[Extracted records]
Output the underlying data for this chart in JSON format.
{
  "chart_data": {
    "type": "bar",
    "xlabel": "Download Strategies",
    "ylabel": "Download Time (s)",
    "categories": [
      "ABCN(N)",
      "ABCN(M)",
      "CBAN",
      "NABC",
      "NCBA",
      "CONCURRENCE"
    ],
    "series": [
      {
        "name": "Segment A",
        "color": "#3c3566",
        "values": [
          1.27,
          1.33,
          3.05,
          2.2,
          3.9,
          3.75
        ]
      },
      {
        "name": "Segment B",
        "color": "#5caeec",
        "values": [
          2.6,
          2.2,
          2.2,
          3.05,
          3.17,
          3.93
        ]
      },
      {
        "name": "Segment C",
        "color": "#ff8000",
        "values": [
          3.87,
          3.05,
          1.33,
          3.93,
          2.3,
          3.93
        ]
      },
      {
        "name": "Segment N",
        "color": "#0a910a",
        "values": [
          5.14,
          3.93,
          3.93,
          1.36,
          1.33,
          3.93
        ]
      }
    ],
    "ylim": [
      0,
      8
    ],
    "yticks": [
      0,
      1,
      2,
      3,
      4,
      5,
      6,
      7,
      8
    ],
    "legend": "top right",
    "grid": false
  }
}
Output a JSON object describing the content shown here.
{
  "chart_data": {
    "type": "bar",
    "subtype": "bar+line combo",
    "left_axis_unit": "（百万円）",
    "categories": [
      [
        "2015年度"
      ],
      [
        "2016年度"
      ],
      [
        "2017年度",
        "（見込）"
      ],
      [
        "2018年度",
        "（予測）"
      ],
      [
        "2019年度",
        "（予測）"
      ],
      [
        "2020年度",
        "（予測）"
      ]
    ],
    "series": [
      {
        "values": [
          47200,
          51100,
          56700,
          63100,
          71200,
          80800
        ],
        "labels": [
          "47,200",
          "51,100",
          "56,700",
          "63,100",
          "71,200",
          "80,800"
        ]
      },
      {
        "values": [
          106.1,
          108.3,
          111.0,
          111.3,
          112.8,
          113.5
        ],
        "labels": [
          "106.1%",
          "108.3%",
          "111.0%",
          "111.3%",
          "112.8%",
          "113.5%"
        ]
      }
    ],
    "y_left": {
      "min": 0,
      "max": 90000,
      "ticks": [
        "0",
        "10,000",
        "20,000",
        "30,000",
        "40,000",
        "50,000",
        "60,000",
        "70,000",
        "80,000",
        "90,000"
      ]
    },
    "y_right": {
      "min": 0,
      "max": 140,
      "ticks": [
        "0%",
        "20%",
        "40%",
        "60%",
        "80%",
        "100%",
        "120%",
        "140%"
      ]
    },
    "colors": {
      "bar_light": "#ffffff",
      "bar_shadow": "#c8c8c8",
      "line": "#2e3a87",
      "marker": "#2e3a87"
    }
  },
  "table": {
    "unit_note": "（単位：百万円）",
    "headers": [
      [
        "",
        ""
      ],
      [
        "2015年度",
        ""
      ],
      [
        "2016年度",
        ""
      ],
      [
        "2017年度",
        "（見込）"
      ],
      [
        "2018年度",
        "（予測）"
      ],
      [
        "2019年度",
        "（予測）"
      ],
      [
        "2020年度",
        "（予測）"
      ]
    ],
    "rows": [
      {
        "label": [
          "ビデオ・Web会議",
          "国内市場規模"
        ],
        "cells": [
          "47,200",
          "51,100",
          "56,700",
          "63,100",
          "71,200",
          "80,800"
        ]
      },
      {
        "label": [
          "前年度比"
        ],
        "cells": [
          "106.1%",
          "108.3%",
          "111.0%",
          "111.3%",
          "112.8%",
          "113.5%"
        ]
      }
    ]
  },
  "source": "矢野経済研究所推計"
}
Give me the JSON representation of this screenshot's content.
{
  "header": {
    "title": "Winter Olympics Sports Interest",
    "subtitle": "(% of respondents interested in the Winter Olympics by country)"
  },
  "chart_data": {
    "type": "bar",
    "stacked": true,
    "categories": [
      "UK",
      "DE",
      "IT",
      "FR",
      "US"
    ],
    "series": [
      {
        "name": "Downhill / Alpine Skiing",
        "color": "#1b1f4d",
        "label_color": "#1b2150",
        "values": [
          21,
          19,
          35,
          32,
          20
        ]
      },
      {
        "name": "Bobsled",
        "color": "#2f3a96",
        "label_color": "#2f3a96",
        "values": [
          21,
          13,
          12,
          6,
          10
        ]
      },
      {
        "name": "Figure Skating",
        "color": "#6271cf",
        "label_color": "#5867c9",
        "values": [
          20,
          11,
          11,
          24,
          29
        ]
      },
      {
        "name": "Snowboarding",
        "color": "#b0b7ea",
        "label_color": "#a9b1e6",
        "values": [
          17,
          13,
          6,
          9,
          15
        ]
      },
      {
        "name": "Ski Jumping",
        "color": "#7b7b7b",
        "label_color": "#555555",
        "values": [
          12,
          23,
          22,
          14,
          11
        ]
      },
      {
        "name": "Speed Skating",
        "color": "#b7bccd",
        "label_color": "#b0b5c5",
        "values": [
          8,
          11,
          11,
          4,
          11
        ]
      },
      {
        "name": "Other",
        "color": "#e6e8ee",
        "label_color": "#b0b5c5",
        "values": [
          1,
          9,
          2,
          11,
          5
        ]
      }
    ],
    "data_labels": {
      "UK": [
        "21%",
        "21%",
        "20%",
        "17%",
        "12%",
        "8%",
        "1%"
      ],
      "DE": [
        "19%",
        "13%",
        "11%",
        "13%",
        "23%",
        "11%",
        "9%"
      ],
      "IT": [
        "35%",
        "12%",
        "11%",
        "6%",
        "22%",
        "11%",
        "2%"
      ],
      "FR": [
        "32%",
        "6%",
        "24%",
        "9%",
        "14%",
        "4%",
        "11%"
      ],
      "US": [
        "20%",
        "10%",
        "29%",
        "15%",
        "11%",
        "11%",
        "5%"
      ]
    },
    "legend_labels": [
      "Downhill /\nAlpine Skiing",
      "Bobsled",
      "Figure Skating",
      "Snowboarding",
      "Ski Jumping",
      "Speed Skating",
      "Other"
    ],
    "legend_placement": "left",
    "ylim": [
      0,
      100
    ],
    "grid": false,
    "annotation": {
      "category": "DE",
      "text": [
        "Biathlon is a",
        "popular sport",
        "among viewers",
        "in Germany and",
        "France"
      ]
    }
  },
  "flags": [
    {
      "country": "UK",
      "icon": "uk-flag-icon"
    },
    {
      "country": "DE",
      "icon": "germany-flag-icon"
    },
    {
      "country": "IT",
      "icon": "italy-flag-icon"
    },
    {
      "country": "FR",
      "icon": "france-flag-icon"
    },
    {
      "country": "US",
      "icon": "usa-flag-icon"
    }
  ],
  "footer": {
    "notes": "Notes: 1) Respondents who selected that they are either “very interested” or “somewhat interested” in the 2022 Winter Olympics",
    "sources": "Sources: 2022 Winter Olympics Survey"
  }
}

**What is expected:** Pull out all lines of the data with the string "Download".

**Exercise result:**
    "xlabel": "Download Strategies",
    "ylabel": "Download Time (s)",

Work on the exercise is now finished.